--- Exercise inputs ---

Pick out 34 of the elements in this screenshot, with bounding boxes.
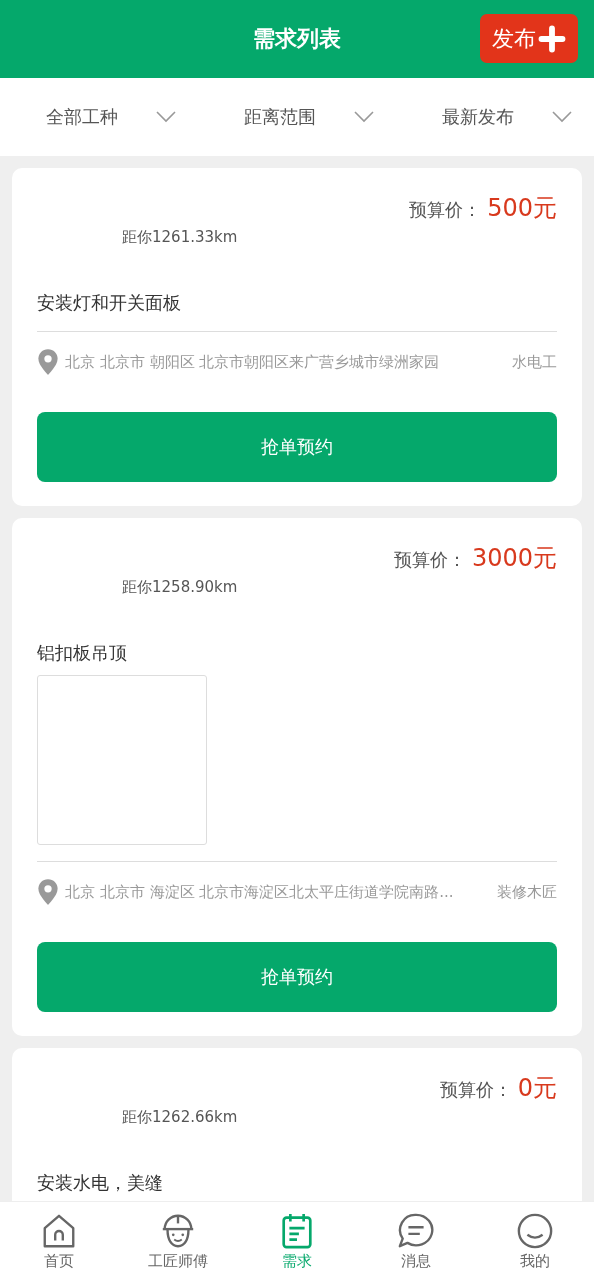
distance-text: 距你1258.90km xyxy=(121,578,239,597)
tab-item[interactable]: 首页 xyxy=(0,1202,119,1280)
distance-text: 距你1262.66km xyxy=(121,1108,239,1127)
smiley-icon xyxy=(515,1211,554,1250)
chat-bubble-icon xyxy=(396,1211,435,1250)
request-title: 安装水电，美缝 xyxy=(37,1171,164,1195)
filter-dropdown[interactable]: 距离范围 xyxy=(198,78,396,156)
price-value: 500元 xyxy=(487,193,557,224)
price-label: 预算价： xyxy=(409,198,482,222)
chevron-down-icon xyxy=(156,111,176,123)
filter-dropdown[interactable]: 最新发布 xyxy=(396,78,594,156)
price-label: 预算价： xyxy=(439,1078,512,1102)
filter-dropdown[interactable]: 全部工种 xyxy=(0,78,198,156)
trade-label: 装修木匠 xyxy=(497,882,557,902)
chevron-down-icon xyxy=(552,111,572,123)
price-value: 3000元 xyxy=(471,543,557,574)
tab-item[interactable]: 工匠师傅 xyxy=(118,1202,238,1280)
distance-text: 距你1261.33km xyxy=(121,228,239,247)
request-title: 安装灯和开关面板 xyxy=(37,291,182,315)
location-pin-icon xyxy=(37,348,59,376)
address-text: 北京 北京市 朝阳区 北京市朝阳区来广营乡城市绿洲家园 xyxy=(65,352,441,372)
chevron-down-icon xyxy=(354,111,374,123)
tab-item[interactable]: 消息 xyxy=(356,1202,476,1280)
address-text: 北京 北京市 海淀区 北京市海淀区北太平庄街道学院南路... xyxy=(65,882,455,902)
plus-icon xyxy=(538,24,566,53)
price-label: 预算价： xyxy=(393,548,466,572)
page-title: 需求列表 xyxy=(253,25,341,53)
tab-item[interactable]: 我的 xyxy=(475,1202,594,1280)
location-pin-icon xyxy=(37,878,59,906)
publish-button[interactable]: 发布 xyxy=(480,14,578,63)
trade-label: 水电工 xyxy=(512,352,557,372)
request-title: 铝扣板吊顶 xyxy=(37,641,128,665)
price-value: 0元 xyxy=(517,1073,557,1104)
tab-item[interactable]: 需求 xyxy=(237,1202,357,1280)
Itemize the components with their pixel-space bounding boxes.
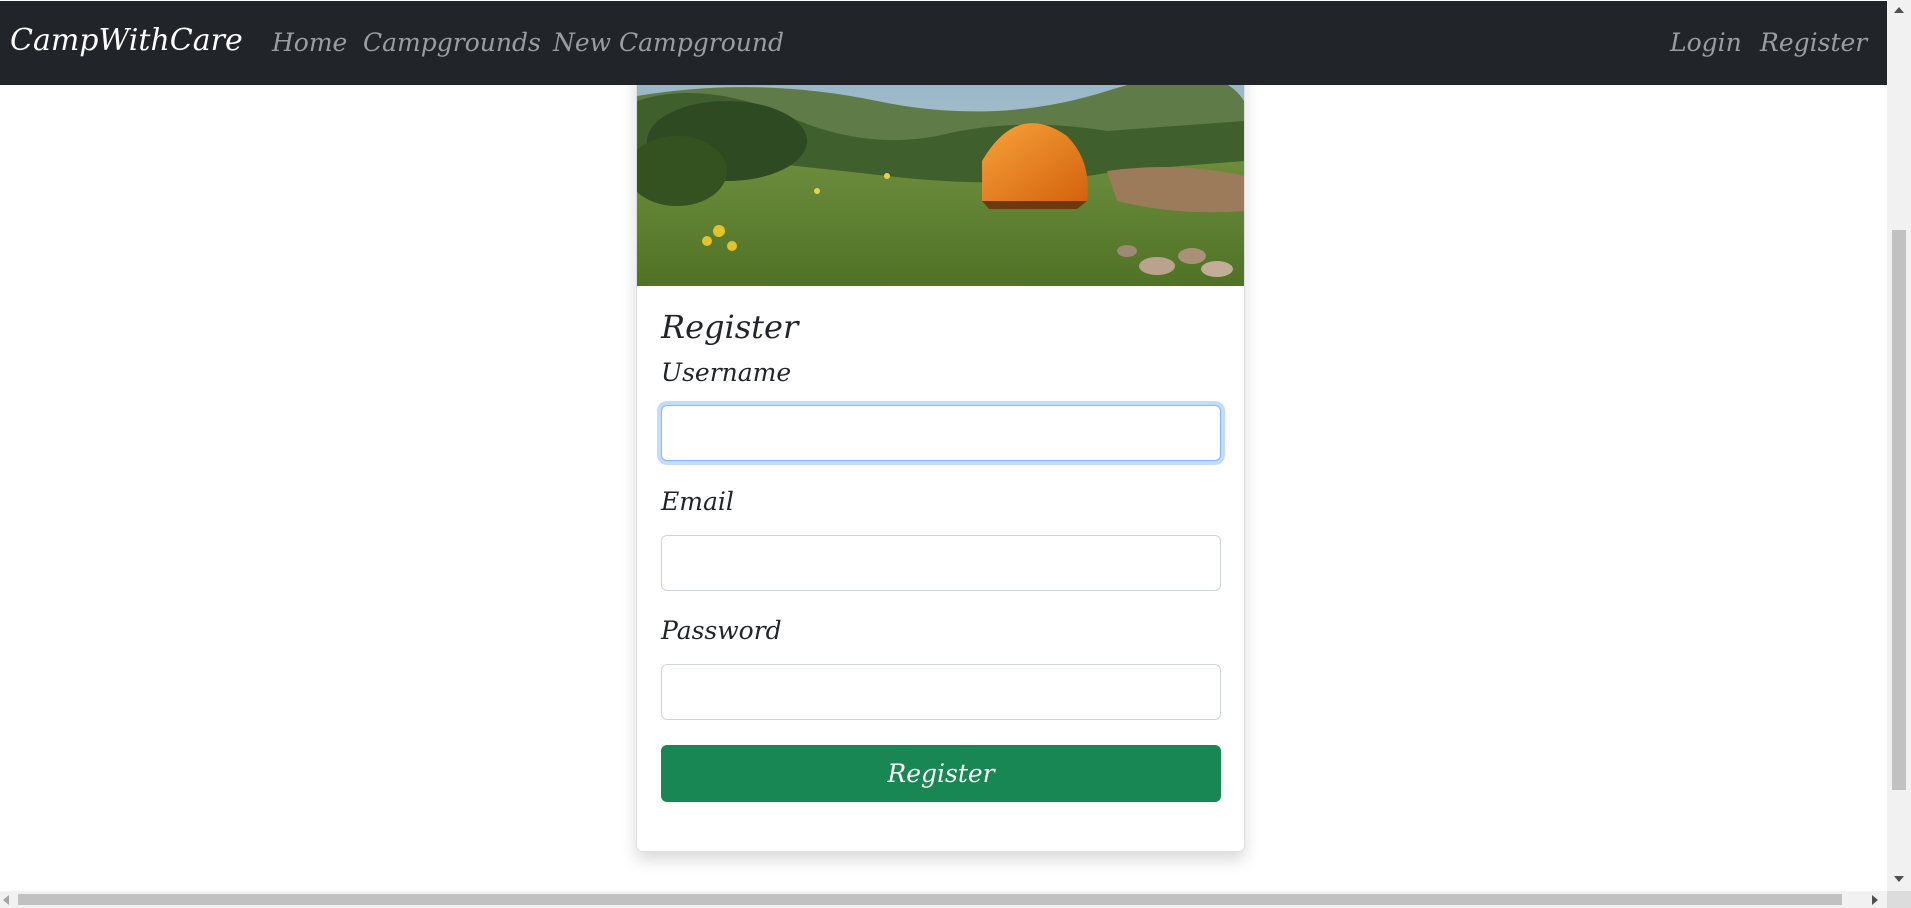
arrow-down-icon[interactable] (1894, 876, 1904, 882)
register-submit-button[interactable]: Register (661, 745, 1221, 802)
horizontal-scrollbar[interactable] (0, 891, 1887, 908)
form-title: Register (661, 308, 799, 346)
brand-logo-link[interactable]: CampWithCare (10, 23, 243, 58)
page-viewport: Register Username Email Password Registe… (0, 0, 1887, 891)
email-label: Email (661, 487, 734, 516)
password-label: Password (661, 616, 782, 645)
top-navbar: CampWithCare Home Campgrounds New Campgr… (0, 1, 1887, 85)
username-label: Username (661, 358, 792, 387)
vertical-scrollbar[interactable] (1887, 0, 1911, 891)
nav-link-register[interactable]: Register (1760, 28, 1867, 57)
register-card: Register Username Email Password Registe… (636, 40, 1245, 852)
email-input[interactable] (661, 535, 1221, 591)
username-input[interactable] (661, 405, 1221, 461)
password-input[interactable] (661, 664, 1221, 720)
nav-link-campgrounds[interactable]: Campgrounds (363, 28, 541, 57)
nav-link-new-campground[interactable]: New Campground (553, 28, 784, 57)
scrollbar-corner (1887, 891, 1911, 908)
nav-link-home[interactable]: Home (272, 28, 347, 57)
arrow-right-icon[interactable] (1872, 895, 1878, 905)
arrow-left-icon[interactable] (3, 895, 9, 905)
arrow-up-icon[interactable] (1894, 7, 1904, 13)
horizontal-scrollbar-thumb[interactable] (18, 894, 1842, 905)
vertical-scrollbar-thumb[interactable] (1892, 230, 1906, 790)
nav-link-login[interactable]: Login (1670, 28, 1742, 57)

---

**Directions for this task:** Can you put each line of the data above into a Markdown table with the columns Row and Line, numbering the rows and skipping blank lines? Leave the pictures out of the table.

**Response:**
| Row | Line |
|---|---|
| 1 | Pick out 34 of the elements in this screenshot, with bounding boxes. |
| 2 | distance-text: 距你1258.90km xyxy=(121,578,239,597) |
| 3 | tab-item[interactable]: 首页 xyxy=(0,1202,119,1280) |
| 4 | distance-text: 距你1262.66km xyxy=(121,1108,239,1127) |
| 5 | smiley-icon xyxy=(515,1211,554,1250) |
| 6 | chat-bubble-icon xyxy=(396,1211,435,1250) |
| 7 | request-title: 安装水电，美缝 xyxy=(37,1171,164,1195) |
| 8 | filter-dropdown[interactable]: 距离范围 xyxy=(198,78,396,156) |
| 9 | price-value: 500元 xyxy=(487,193,557,224) |
| 10 | price-label: 预算价： xyxy=(409,198,482,222) |
| 11 | chevron-down-icon xyxy=(156,111,176,123) |
| 12 | filter-dropdown[interactable]: 最新发布 xyxy=(396,78,594,156) |
| 13 | price-label: 预算价： xyxy=(439,1078,512,1102) |
| 14 | filter-dropdown[interactable]: 全部工种 xyxy=(0,78,198,156) |
| 15 | trade-label: 装修木匠 xyxy=(497,882,557,902) |
| 16 | chevron-down-icon xyxy=(552,111,572,123) |
| 17 | price-value: 3000元 xyxy=(471,543,557,574) |
| 18 | tab-item[interactable]: 工匠师傅 xyxy=(118,1202,238,1280) |
| 19 | distance-text: 距你1261.33km xyxy=(121,228,239,247) |
| 20 | request-title: 安装灯和开关面板 xyxy=(37,291,182,315) |
| 21 | location-pin-icon xyxy=(37,348,59,376) |
| 22 | address-text: 北京 北京市 朝阳区 北京市朝阳区来广营乡城市绿洲家园 xyxy=(65,352,441,372) |
| 23 | chevron-down-icon xyxy=(354,111,374,123) |
| 24 | tab-item[interactable]: 消息 xyxy=(356,1202,476,1280) |
| 25 | address-text: 北京 北京市 海淀区 北京市海淀区北太平庄街道学院南路... xyxy=(65,882,455,902) |
| 26 | plus-icon xyxy=(538,24,566,53) |
| 27 | price-label: 预算价： xyxy=(393,548,466,572) |
| 28 | page-title: 需求列表 xyxy=(253,25,341,53) |
| 29 | tab-item[interactable]: 我的 xyxy=(475,1202,594,1280) |
| 30 | location-pin-icon xyxy=(37,878,59,906) |
| 31 | publish-button[interactable]: 发布 xyxy=(480,14,578,63) |
| 32 | trade-label: 水电工 xyxy=(512,352,557,372) |
| 33 | request-title: 铝扣板吊顶 xyxy=(37,641,128,665) |
| 34 | price-value: 0元 xyxy=(517,1073,557,1104) |
| 35 | tab-item[interactable]: 需求 xyxy=(237,1202,357,1280) |
| 36 | Itemize the components with their pixel-space bounding boxes. |
| 37 | arrow-down-icon[interactable] (1894, 876, 1904, 882) |
| 38 | register-submit-button[interactable]: Register (661, 745, 1221, 802) |
| 39 | horizontal-scrollbar[interactable] (0, 891, 1887, 908) |
| 40 | form-title: Register (661, 308, 799, 346) |
| 41 | brand-logo-link[interactable]: CampWithCare (10, 23, 243, 58) |
| 42 | page-viewport: Register Username Email Password Registe… (0, 0, 1887, 891) |
| 43 | email-label: Email (661, 487, 734, 516) |
| 44 | password-label: Password (661, 616, 782, 645) |
| 45 | top-navbar: CampWithCare Home Campgrounds New Campgr… (0, 1, 1887, 85) |
| 46 | username-label: Username (661, 358, 792, 387) |
| 47 | vertical-scrollbar[interactable] (1887, 0, 1911, 891) |
| 48 | nav-link-register[interactable]: Register (1760, 28, 1867, 57) |
| 49 | register-card: Register Username Email Password Registe… (636, 40, 1245, 852) |
| 50 | email-input[interactable] (661, 535, 1221, 591) |
| 51 | username-input[interactable] (661, 405, 1221, 461) |
| 52 | password-input[interactable] (661, 664, 1221, 720) |
| 53 | nav-link-campgrounds[interactable]: Campgrounds (363, 28, 541, 57) |
| 54 | nav-link-new-campground[interactable]: New Campground (553, 28, 784, 57) |
| 55 | scrollbar-corner (1887, 891, 1911, 908) |
| 56 | nav-link-home[interactable]: Home (272, 28, 347, 57) |
| 57 | arrow-right-icon[interactable] (1872, 895, 1878, 905) |
| 58 | arrow-left-icon[interactable] (3, 895, 9, 905) |
| 59 | arrow-up-icon[interactable] (1894, 7, 1904, 13) |
| 60 | horizontal-scrollbar-thumb[interactable] (18, 894, 1842, 905) |
| 61 | vertical-scrollbar-thumb[interactable] (1892, 230, 1906, 790) |
| 62 | nav-link-login[interactable]: Login (1670, 28, 1742, 57) |